=== Extracted data ===

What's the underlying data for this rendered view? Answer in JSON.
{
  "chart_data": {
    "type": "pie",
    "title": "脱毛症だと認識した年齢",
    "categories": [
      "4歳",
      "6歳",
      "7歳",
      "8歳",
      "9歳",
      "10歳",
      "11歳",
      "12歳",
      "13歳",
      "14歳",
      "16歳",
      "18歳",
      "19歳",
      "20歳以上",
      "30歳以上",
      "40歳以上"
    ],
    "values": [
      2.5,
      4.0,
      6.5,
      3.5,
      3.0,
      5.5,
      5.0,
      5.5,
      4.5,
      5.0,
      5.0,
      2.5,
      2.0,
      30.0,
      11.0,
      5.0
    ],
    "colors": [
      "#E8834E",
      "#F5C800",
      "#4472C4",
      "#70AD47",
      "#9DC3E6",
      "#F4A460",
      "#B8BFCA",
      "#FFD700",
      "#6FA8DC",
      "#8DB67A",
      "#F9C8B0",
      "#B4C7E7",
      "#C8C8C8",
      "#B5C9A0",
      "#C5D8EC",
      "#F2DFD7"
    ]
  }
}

===

Written instruction: Extract the data exactly as given.

The solution:
What's the underlying data for this rendered view? Answer in JSON.
{
  "chart_data": {
    "type": "pie",
    "title": "脱毛症だと認識した年齢",
    "categories": [
      "4歳",
      "6歳",
      "7歳",
      "8歳",
      "9歳",
      "10歳",
      "11歳",
      "12歳",
      "13歳",
      "14歳",
      "16歳",
      "18歳",
      "19歳",
      "20歳以上",
      "30歳以上",
      "40歳以上"
    ],
    "values": [
      2.5,
      4.0,
      6.5,
      3.5,
      3.0,
      5.5,
      5.0,
      5.5,
      4.5,
      5.0,
      5.0,
      2.5,
      2.0,
      30.0,
      11.0,
      5.0
    ],
    "colors": [
      "#E8834E",
      "#F5C800",
      "#4472C4",
      "#70AD47",
      "#9DC3E6",
      "#F4A460",
      "#B8BFCA",
      "#FFD700",
      "#6FA8DC",
      "#8DB67A",
      "#F9C8B0",
      "#B4C7E7",
      "#C8C8C8",
      "#B5C9A0",
      "#C5D8EC",
      "#F2DFD7"
    ]
  }
}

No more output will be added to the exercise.